Collected data:
— start —
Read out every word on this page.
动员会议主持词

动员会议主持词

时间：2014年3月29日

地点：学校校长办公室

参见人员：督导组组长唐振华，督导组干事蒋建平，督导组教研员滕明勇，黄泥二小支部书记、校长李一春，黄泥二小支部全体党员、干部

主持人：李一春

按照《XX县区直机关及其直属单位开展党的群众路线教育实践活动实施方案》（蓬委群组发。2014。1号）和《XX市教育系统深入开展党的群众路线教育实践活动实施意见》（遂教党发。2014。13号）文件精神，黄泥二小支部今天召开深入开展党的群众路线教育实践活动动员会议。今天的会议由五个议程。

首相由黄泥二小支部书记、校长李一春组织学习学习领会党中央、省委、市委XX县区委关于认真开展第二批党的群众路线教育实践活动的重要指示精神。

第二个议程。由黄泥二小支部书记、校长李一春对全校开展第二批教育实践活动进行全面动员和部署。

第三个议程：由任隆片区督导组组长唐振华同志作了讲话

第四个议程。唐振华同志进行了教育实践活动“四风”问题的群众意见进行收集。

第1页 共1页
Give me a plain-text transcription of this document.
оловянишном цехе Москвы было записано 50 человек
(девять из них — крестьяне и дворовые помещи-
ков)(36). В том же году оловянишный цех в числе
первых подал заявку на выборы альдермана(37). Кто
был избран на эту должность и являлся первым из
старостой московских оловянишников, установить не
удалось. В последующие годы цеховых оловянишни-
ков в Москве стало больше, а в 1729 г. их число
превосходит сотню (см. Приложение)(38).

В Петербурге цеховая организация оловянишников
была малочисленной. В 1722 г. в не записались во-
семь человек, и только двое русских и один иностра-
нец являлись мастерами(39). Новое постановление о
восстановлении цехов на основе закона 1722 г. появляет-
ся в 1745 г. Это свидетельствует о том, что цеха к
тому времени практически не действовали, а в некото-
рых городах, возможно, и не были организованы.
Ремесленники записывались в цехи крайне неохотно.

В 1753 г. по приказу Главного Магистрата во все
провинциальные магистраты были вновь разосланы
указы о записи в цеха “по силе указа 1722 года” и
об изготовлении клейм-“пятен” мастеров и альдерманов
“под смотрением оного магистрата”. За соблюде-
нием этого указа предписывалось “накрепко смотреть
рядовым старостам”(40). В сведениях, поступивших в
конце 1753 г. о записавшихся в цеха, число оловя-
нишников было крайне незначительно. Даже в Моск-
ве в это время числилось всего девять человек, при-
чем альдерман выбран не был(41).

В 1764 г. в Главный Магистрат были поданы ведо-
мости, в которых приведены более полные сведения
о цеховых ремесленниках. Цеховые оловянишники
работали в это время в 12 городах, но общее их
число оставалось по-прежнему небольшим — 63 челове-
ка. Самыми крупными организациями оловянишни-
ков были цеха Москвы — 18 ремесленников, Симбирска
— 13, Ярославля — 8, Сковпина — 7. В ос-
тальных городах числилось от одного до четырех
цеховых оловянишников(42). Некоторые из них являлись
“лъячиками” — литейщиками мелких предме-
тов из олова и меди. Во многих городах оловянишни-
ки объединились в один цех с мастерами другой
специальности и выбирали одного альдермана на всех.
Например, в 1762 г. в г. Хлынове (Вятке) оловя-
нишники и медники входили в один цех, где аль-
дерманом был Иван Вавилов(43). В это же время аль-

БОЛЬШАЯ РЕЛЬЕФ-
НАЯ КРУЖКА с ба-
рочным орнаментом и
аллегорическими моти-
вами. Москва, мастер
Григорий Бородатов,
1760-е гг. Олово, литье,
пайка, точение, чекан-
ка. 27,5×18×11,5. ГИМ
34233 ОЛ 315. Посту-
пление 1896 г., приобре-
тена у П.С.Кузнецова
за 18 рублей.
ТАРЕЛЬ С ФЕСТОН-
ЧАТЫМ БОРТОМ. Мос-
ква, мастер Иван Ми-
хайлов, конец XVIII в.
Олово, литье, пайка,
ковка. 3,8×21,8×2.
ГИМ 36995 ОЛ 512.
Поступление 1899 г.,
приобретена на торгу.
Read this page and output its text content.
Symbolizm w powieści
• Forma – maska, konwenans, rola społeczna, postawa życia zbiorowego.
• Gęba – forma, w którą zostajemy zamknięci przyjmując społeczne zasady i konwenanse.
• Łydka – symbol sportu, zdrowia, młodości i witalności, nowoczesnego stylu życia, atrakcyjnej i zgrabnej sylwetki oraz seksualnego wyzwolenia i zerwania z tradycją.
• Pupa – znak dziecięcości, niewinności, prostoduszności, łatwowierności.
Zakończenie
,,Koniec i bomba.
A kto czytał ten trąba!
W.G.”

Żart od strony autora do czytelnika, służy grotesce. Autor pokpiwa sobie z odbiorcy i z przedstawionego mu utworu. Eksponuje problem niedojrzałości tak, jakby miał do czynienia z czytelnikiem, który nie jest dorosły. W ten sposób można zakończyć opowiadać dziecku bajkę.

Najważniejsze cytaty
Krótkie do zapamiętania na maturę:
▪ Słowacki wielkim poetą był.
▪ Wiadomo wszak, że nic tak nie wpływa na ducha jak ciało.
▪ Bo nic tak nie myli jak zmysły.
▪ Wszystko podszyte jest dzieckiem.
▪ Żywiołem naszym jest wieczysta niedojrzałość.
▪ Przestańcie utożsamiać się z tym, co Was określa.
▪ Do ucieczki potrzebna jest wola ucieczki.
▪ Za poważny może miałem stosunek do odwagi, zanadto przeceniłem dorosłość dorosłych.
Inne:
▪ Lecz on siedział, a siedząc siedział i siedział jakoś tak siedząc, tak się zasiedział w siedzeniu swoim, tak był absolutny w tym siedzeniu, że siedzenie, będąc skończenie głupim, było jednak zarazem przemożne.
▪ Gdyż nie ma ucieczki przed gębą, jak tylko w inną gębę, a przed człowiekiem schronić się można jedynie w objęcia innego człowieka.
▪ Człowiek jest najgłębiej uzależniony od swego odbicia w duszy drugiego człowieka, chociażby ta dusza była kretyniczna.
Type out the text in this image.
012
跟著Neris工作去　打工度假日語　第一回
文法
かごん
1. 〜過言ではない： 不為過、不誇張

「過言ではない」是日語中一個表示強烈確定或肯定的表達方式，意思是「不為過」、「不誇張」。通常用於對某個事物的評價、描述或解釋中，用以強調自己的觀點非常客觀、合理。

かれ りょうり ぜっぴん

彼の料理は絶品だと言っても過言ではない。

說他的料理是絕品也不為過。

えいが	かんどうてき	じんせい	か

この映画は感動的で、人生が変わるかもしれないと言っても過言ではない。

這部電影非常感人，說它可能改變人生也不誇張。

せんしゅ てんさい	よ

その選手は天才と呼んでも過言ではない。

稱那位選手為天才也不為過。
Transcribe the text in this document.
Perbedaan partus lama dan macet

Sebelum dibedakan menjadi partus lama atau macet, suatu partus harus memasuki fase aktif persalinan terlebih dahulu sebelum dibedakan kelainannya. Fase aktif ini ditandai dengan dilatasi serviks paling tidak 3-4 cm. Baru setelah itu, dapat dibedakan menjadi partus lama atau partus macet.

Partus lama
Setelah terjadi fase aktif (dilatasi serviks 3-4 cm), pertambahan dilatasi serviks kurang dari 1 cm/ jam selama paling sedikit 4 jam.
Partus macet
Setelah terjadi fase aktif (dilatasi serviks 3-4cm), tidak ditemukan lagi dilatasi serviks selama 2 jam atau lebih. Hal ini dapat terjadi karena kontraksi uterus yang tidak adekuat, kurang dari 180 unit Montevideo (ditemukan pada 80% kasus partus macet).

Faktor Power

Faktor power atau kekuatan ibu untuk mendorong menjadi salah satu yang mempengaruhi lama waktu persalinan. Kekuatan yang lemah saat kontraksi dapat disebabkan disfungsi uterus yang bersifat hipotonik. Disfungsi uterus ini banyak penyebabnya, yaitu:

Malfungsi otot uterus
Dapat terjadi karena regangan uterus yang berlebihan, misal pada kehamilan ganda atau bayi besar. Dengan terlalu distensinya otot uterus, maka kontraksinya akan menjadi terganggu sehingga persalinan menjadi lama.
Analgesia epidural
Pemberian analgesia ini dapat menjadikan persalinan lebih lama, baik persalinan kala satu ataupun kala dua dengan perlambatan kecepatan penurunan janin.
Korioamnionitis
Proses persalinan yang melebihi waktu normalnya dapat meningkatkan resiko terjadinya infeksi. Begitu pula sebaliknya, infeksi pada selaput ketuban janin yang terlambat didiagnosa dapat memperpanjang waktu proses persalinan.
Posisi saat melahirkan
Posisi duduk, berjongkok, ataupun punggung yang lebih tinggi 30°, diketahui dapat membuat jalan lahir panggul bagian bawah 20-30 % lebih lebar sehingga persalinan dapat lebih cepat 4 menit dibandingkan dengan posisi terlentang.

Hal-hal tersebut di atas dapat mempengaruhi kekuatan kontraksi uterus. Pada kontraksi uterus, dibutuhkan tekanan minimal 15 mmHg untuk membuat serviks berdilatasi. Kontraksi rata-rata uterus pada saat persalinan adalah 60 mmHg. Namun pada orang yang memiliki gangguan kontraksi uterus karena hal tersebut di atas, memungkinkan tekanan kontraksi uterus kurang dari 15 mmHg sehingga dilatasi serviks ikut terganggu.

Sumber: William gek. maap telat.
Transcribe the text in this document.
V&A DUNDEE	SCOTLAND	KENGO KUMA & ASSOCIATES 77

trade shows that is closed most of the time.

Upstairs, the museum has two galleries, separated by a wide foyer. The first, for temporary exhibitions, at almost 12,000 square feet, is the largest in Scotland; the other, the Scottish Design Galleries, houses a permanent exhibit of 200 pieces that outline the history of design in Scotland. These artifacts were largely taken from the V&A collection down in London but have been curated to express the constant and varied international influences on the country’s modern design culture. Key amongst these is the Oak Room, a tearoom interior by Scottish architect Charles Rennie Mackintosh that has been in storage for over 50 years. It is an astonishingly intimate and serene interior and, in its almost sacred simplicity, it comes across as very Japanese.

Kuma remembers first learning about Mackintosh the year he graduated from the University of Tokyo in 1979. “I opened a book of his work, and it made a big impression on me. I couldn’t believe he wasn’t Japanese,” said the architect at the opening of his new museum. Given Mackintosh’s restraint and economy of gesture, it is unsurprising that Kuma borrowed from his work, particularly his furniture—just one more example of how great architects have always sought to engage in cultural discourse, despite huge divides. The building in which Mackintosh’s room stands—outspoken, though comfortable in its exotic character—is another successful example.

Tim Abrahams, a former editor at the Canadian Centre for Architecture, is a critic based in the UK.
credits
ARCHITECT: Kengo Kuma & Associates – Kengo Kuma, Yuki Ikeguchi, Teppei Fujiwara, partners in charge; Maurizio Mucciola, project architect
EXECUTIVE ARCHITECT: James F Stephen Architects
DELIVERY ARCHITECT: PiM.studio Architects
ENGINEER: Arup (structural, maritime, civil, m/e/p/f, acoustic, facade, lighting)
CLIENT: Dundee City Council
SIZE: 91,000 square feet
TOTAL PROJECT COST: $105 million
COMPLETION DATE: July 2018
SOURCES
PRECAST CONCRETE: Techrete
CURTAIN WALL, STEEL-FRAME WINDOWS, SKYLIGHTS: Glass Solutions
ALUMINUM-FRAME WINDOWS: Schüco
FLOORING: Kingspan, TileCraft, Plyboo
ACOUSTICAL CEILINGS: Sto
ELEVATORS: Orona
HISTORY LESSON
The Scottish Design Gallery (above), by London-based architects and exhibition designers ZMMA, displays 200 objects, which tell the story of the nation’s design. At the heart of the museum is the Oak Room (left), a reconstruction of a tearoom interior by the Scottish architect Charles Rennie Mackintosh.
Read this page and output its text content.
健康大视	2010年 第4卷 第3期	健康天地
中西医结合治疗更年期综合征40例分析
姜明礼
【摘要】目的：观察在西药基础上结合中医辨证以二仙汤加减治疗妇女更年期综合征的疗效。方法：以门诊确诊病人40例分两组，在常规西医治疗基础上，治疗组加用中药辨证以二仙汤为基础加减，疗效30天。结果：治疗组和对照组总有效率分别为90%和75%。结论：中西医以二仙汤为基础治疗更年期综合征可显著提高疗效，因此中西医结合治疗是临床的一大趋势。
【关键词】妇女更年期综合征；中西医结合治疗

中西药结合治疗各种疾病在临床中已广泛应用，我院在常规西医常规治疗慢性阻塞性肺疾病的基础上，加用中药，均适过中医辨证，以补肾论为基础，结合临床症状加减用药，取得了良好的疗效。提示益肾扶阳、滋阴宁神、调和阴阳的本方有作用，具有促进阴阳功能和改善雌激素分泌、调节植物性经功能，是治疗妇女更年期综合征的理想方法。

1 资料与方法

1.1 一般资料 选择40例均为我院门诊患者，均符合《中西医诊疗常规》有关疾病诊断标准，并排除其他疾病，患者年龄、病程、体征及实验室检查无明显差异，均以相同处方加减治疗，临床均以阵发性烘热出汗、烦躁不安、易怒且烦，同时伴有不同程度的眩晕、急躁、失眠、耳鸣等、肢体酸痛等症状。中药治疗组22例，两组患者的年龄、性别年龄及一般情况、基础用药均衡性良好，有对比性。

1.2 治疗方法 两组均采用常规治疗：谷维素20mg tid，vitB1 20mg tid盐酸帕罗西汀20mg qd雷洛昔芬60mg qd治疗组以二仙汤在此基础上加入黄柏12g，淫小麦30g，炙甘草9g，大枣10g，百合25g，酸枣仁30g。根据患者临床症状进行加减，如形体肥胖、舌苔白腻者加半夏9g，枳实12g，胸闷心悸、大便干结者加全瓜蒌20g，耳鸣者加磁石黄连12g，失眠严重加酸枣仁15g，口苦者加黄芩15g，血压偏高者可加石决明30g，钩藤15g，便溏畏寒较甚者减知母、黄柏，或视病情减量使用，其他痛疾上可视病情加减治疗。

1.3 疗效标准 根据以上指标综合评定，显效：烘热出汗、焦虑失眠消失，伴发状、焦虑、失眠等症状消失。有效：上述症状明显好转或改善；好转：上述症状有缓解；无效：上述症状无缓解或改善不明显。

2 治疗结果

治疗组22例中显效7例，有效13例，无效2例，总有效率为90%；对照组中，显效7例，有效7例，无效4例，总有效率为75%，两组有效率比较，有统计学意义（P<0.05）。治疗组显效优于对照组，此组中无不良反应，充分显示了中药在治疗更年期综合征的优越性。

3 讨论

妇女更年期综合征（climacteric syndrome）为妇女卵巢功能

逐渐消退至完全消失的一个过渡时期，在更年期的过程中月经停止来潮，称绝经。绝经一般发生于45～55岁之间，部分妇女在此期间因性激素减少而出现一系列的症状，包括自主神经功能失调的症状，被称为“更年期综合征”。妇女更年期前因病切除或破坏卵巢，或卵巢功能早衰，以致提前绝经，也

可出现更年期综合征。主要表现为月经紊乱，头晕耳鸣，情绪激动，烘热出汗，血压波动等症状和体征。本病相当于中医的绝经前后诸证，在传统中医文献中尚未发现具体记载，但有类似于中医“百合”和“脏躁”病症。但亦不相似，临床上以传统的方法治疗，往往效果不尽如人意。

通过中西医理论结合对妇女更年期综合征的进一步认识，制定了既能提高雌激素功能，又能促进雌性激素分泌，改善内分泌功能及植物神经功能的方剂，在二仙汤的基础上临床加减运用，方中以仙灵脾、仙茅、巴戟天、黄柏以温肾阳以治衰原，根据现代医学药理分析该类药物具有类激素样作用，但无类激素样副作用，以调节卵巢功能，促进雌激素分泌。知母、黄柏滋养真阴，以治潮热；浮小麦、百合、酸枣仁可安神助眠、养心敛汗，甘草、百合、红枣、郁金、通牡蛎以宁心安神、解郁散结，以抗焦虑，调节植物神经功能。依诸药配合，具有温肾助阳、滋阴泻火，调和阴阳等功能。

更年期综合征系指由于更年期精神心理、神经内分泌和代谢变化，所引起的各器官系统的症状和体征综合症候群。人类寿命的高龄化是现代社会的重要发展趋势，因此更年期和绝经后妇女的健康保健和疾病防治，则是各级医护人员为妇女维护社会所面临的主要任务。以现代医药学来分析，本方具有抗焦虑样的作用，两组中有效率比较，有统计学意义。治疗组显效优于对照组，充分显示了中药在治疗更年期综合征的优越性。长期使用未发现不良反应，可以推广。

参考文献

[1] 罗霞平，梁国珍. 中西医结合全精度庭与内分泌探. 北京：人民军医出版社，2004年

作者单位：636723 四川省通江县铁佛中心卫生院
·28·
— end —
Problem statement: Pull out all lines from the listing that contain the string "цеха".

Full response:
ся в 1745 г. Это свидетельствует о том, что цеха к
указы о записи в цеха “по силе указа 1722 года” и
конце 1753 г. о записавшихся в цеха, число оловя-
ков были цеха Москвы — 18 ремесленников, Симбирска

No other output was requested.